What the exercise asks -
Where does the string "JSON" appear in the records? Copy every line that contains it.

Dataset records
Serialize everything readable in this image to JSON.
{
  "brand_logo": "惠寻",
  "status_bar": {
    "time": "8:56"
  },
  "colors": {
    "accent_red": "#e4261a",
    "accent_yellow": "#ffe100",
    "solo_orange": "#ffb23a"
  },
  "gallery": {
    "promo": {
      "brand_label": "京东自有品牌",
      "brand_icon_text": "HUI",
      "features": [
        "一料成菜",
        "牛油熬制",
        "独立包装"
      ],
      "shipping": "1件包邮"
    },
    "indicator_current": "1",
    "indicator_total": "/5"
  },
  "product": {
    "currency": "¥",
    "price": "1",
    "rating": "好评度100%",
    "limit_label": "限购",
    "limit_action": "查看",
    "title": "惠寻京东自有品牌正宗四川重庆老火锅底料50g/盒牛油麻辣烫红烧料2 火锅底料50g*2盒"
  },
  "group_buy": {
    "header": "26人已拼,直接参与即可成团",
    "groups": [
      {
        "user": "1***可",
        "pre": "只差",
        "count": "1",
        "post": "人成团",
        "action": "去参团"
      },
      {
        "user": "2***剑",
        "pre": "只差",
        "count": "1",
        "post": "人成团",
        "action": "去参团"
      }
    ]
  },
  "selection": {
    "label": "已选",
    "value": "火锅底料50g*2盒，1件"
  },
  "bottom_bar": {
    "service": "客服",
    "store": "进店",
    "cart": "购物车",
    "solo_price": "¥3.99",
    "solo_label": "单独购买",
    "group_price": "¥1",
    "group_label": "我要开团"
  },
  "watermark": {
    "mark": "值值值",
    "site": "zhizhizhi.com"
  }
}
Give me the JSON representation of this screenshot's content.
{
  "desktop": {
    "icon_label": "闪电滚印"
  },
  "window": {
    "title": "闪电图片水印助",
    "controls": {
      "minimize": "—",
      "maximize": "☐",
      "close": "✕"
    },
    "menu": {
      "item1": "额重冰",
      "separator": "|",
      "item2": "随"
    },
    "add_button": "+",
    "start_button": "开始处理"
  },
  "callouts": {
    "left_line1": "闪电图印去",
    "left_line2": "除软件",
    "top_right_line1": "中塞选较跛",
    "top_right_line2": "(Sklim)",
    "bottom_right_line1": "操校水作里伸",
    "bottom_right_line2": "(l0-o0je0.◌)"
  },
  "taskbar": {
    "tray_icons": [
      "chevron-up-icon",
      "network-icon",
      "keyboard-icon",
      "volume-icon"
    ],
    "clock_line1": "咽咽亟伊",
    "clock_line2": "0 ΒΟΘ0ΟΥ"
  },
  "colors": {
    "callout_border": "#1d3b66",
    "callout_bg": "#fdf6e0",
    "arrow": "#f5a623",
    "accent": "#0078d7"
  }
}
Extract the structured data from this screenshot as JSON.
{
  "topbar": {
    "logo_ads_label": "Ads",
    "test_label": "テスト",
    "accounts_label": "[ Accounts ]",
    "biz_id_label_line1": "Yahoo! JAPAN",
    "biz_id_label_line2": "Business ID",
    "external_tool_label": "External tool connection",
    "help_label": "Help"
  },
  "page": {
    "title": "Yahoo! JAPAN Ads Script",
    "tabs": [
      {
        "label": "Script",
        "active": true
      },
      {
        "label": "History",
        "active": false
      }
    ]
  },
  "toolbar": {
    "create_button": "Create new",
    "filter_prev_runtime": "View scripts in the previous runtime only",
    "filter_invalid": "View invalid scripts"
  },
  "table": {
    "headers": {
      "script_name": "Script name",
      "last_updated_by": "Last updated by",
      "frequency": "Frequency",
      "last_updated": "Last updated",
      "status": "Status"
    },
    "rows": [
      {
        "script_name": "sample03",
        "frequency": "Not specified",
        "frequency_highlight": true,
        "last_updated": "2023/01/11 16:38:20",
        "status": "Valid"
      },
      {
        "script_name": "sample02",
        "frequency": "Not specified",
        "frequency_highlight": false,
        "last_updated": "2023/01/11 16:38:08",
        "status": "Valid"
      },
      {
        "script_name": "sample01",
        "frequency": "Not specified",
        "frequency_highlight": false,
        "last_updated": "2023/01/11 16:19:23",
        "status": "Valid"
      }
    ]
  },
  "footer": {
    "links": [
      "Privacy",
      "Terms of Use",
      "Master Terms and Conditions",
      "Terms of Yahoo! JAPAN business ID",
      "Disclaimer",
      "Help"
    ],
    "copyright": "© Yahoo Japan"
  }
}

Finished exercise -
Serialize everything readable in this image to JSON.
Give me the JSON representation of this screenshot's content.
Extract the structured data from this screenshot as JSON.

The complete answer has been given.